Instructions for the task: All lines in the entries below that hold "Clinical" make up the answer.

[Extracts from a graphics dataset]
+ + + + +

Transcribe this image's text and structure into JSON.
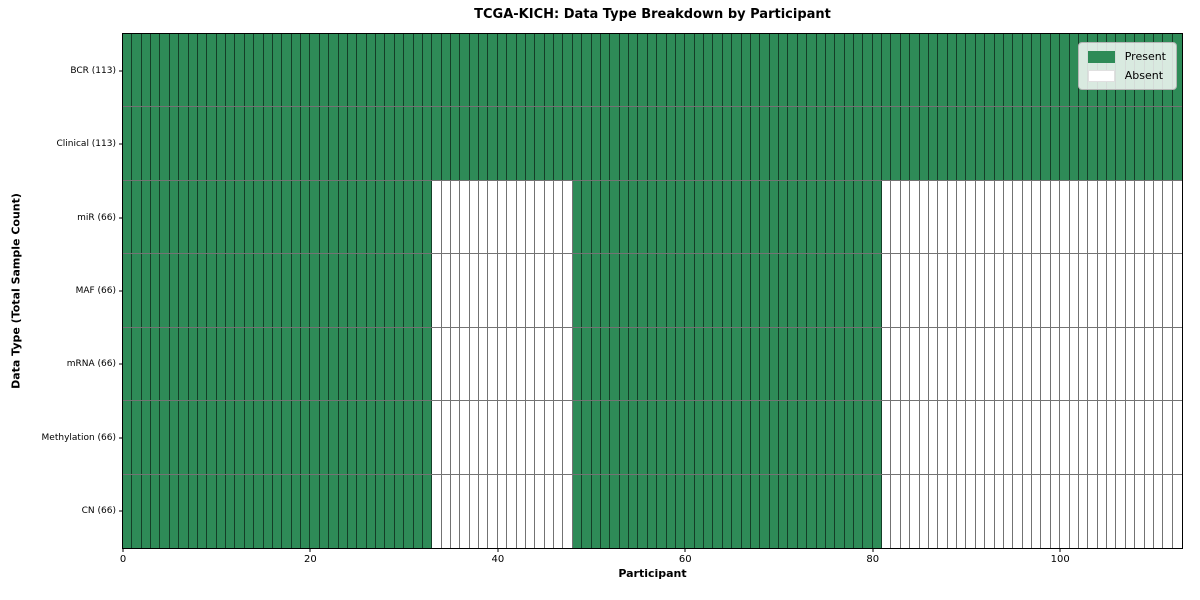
{
  "chart_data": {
    "type": "heatmap",
    "title": "TCGA-KICH: Data Type Breakdown by Participant",
    "xlabel": "Participant",
    "ylabel": "Data Type (Total Sample Count)",
    "n_participants": 113,
    "x_range": [
      0,
      113
    ],
    "x_ticks": [
      0,
      20,
      40,
      60,
      80,
      100
    ],
    "grid": false,
    "legend_position": "upper right",
    "legend": [
      {
        "label": "Present",
        "color": "#2e8b57"
      },
      {
        "label": "Absent",
        "color": "#ffffff"
      }
    ],
    "rows": [
      {
        "label": "BCR (113)",
        "data_type": "BCR",
        "sample_count": 113,
        "present_ranges": [
          [
            0,
            112
          ]
        ]
      },
      {
        "label": "Clinical (113)",
        "data_type": "Clinical",
        "sample_count": 113,
        "present_ranges": [
          [
            0,
            112
          ]
        ]
      },
      {
        "label": "miR (66)",
        "data_type": "miR",
        "sample_count": 66,
        "present_ranges": [
          [
            0,
            32
          ],
          [
            48,
            80
          ]
        ]
      },
      {
        "label": "MAF (66)",
        "data_type": "MAF",
        "sample_count": 66,
        "present_ranges": [
          [
            0,
            32
          ],
          [
            48,
            80
          ]
        ]
      },
      {
        "label": "mRNA (66)",
        "data_type": "mRNA",
        "sample_count": 66,
        "present_ranges": [
          [
            0,
            32
          ],
          [
            48,
            80
          ]
        ]
      },
      {
        "label": "Methylation (66)",
        "data_type": "Methylation",
        "sample_count": 66,
        "present_ranges": [
          [
            0,
            32
          ],
          [
            48,
            80
          ]
        ]
      },
      {
        "label": "CN (66)",
        "data_type": "CN",
        "sample_count": 66,
        "present_ranges": [
          [
            0,
            32
          ],
          [
            48,
            80
          ]
        ]
      }
    ]
  }
}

+ + + + +

Task answer:
        "label": "Clinical (113)",
        "data_type": "Clinical",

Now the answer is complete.